Produce an exact copy of all the records.

DATASET RECORDS:
......

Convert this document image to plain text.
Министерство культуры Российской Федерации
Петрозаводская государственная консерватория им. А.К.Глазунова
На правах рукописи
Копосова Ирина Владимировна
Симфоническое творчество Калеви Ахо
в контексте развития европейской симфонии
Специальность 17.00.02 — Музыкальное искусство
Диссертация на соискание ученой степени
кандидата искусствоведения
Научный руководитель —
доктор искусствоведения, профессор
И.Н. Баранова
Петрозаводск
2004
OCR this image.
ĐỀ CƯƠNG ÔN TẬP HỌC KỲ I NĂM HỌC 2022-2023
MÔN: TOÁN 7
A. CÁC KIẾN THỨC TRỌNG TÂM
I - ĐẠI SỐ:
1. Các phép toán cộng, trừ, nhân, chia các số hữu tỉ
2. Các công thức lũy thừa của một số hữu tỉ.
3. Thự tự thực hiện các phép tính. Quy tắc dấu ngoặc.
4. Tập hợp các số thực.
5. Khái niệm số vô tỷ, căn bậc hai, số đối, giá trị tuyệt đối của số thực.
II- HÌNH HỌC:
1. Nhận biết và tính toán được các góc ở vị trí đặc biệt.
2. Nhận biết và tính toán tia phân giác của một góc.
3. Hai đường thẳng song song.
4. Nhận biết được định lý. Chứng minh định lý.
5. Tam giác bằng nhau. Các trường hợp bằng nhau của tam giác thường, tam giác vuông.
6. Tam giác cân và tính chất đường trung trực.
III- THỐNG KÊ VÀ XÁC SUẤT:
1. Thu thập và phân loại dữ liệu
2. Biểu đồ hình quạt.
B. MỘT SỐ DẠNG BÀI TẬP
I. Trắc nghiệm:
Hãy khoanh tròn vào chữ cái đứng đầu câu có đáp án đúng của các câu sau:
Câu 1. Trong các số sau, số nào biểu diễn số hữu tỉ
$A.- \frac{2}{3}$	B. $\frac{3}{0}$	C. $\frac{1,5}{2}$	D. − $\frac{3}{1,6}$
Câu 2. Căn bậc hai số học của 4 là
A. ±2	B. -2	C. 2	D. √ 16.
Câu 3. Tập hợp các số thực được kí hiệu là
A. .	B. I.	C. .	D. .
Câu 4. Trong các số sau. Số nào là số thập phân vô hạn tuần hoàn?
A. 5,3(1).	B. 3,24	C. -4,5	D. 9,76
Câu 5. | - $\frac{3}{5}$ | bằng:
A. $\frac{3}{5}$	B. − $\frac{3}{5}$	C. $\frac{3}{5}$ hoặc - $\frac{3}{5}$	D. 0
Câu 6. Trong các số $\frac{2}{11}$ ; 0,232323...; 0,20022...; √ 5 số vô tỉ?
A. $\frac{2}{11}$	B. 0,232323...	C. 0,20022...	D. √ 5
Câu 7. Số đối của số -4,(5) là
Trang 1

......

ANSWER TO THIS EXERCISE:
Convert this document image to plain text.
Министерство культуры Российской Федерации
Петрозаводская государственная консерватория им. А.К.Глазунова
На правах рукописи
Копосова Ирина Владимировна
Симфоническое творчество Калеви Ахо
в контексте развития европейской симфонии
Специальность 17.00.02 — Музыкальное искусство
Диссертация на соискание ученой степени
кандидата искусствоведения
Научный руководитель —
доктор искусствоведения, профессор
И.Н. Баранова
Петрозаводск
2004
OCR this image.
ĐỀ CƯƠNG ÔN TẬP HỌC KỲ I NĂM HỌC 2022-2023
MÔN: TOÁN 7
A. CÁC KIẾN THỨC TRỌNG TÂM
I - ĐẠI SỐ:
1. Các phép toán cộng, trừ, nhân, chia các số hữu tỉ
2. Các công thức lũy thừa của một số hữu tỉ.
3. Thự tự thực hiện các phép tính. Quy tắc dấu ngoặc.
4. Tập hợp các số thực.
5. Khái niệm số vô tỷ, căn bậc hai, số đối, giá trị tuyệt đối của số thực.
II- HÌNH HỌC:
1. Nhận biết và tính toán được các góc ở vị trí đặc biệt.
2. Nhận biết và tính toán tia phân giác của một góc.
3. Hai đường thẳng song song.
4. Nhận biết được định lý. Chứng minh định lý.
5. Tam giác bằng nhau. Các trường hợp bằng nhau của tam giác thường, tam giác vuông.
6. Tam giác cân và tính chất đường trung trực.
III- THỐNG KÊ VÀ XÁC SUẤT:
1. Thu thập và phân loại dữ liệu
2. Biểu đồ hình quạt.
B. MỘT SỐ DẠNG BÀI TẬP
I. Trắc nghiệm:
Hãy khoanh tròn vào chữ cái đứng đầu câu có đáp án đúng của các câu sau:
Câu 1. Trong các số sau, số nào biểu diễn số hữu tỉ
$A.- \frac{2}{3}$	B. $\frac{3}{0}$	C. $\frac{1,5}{2}$	D. − $\frac{3}{1,6}$
Câu 2. Căn bậc hai số học của 4 là
A. ±2	B. -2	C. 2	D. √ 16.
Câu 3. Tập hợp các số thực được kí hiệu là
A. .	B. I.	C. .	D. .
Câu 4. Trong các số sau. Số nào là số thập phân vô hạn tuần hoàn?
A. 5,3(1).	B. 3,24	C. -4,5	D. 9,76
Câu 5. | - $\frac{3}{5}$ | bằng:
A. $\frac{3}{5}$	B. − $\frac{3}{5}$	C. $\frac{3}{5}$ hoặc - $\frac{3}{5}$	D. 0
Câu 6. Trong các số $\frac{2}{11}$ ; 0,232323...; 0,20022...; √ 5 số vô tỉ?
A. $\frac{2}{11}$	B. 0,232323...	C. 0,20022...	D. √ 5
Câu 7. Số đối của số -4,(5) là
Trang 1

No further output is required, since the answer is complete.